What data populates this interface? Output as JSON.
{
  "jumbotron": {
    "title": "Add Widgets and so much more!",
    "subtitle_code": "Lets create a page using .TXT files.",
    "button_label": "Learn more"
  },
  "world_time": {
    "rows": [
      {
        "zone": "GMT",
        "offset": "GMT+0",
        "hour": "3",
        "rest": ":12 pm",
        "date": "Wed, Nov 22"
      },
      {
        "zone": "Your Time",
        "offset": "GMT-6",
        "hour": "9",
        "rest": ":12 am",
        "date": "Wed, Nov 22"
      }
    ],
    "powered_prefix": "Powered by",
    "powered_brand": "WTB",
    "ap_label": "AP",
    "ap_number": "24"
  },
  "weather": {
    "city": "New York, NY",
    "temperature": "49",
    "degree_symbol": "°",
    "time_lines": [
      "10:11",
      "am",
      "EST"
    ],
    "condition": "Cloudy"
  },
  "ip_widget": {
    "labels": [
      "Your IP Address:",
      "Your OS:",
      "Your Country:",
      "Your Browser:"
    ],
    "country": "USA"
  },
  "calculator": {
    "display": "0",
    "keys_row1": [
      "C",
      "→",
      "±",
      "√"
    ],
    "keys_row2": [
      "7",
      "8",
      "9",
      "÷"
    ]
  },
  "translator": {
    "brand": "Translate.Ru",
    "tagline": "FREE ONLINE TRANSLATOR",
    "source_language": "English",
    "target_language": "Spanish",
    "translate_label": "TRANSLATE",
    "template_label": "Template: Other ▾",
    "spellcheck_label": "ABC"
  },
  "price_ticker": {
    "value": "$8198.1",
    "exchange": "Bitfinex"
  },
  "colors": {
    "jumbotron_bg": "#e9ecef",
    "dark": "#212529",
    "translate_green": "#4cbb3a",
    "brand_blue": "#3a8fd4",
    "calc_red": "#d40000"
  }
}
---
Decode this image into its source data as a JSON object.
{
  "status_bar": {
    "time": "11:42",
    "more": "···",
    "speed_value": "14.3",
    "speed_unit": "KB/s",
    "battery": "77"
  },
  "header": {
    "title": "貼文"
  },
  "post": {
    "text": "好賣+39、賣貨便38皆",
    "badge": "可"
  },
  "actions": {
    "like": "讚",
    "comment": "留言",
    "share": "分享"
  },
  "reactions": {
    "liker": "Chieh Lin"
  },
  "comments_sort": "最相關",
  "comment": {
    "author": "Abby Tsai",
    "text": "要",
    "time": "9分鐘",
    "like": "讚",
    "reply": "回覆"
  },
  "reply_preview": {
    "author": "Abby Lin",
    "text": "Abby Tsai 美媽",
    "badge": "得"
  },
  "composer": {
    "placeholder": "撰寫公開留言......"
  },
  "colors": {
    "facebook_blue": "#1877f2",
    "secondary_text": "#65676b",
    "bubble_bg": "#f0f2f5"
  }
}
--
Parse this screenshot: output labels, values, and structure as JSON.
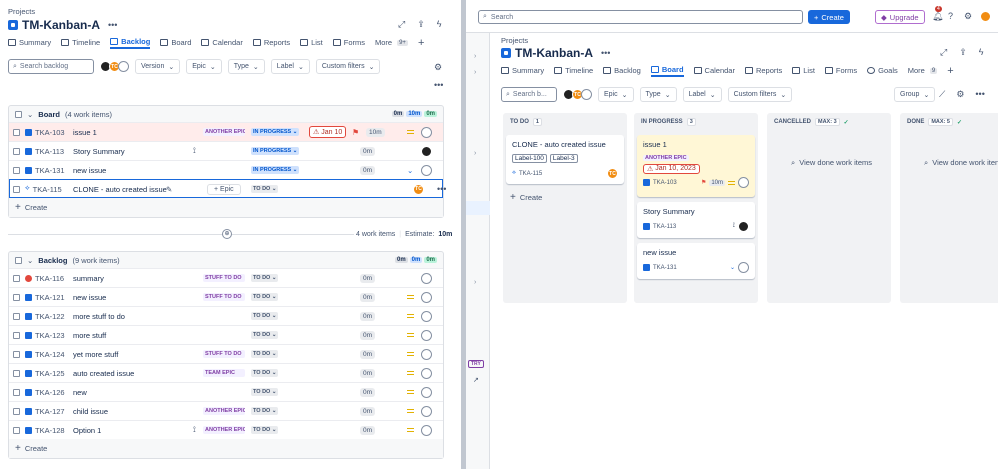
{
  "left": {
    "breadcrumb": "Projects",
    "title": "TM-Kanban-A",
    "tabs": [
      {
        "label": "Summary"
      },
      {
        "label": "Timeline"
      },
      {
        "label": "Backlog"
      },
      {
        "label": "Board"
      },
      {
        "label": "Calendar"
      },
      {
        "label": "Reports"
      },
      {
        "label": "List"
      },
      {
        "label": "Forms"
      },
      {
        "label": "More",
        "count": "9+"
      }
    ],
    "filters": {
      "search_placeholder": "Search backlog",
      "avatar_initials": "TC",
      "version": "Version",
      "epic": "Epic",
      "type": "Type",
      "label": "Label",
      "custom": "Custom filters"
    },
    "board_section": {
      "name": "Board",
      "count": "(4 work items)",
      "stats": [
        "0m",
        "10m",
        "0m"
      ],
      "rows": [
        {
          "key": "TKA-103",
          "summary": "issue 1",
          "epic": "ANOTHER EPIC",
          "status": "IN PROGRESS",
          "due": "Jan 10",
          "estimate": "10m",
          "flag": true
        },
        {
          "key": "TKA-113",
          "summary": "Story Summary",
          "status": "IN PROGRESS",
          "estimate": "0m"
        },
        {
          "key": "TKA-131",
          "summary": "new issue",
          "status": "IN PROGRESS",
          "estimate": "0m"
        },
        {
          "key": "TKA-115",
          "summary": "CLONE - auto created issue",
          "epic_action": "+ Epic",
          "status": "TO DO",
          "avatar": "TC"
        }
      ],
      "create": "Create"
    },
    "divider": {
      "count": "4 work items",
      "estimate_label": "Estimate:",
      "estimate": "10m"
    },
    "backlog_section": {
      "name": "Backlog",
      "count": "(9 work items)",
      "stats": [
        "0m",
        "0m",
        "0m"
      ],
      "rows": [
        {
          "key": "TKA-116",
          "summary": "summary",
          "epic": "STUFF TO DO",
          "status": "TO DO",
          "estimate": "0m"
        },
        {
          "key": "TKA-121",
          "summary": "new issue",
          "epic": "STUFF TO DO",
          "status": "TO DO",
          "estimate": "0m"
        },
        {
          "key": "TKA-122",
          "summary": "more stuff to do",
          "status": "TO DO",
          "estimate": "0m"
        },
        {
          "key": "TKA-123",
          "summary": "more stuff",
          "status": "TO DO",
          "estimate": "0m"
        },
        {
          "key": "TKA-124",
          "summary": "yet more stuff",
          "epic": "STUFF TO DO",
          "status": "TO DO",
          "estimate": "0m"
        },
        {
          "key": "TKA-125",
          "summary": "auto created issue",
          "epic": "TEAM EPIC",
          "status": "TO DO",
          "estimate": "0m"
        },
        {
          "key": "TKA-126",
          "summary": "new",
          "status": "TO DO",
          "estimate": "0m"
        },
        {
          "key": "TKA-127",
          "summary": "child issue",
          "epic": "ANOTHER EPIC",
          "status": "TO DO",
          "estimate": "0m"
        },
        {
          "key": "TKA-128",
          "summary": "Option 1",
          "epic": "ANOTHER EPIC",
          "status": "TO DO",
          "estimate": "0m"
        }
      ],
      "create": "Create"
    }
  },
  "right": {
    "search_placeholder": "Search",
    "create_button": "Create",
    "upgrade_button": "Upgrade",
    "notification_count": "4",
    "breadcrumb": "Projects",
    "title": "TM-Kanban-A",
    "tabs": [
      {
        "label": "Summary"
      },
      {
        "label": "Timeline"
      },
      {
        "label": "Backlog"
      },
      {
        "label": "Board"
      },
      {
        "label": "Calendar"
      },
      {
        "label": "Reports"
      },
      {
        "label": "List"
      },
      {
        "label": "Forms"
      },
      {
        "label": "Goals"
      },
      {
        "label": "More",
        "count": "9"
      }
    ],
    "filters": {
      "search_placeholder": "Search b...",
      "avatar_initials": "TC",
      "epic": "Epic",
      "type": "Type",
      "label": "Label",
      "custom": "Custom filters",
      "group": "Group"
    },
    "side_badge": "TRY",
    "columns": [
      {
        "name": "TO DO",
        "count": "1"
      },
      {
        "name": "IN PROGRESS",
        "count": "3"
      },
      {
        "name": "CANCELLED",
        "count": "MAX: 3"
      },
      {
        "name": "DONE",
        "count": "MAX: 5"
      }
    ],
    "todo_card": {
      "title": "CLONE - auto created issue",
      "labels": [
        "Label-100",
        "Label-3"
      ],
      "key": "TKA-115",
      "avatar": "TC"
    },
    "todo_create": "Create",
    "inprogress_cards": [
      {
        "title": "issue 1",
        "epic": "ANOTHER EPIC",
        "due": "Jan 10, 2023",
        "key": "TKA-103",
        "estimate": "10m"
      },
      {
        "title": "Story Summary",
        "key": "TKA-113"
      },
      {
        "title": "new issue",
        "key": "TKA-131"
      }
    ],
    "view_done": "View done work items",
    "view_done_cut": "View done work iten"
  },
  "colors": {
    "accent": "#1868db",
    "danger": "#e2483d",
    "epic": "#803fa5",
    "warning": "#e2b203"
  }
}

WHAT THE TASK REQUIRES | Copy out every line of the listing that includes the string "data".

TASK RESULT |
What data populates this interface? Output as JSON.
Decode this image into its source data as a JSON object.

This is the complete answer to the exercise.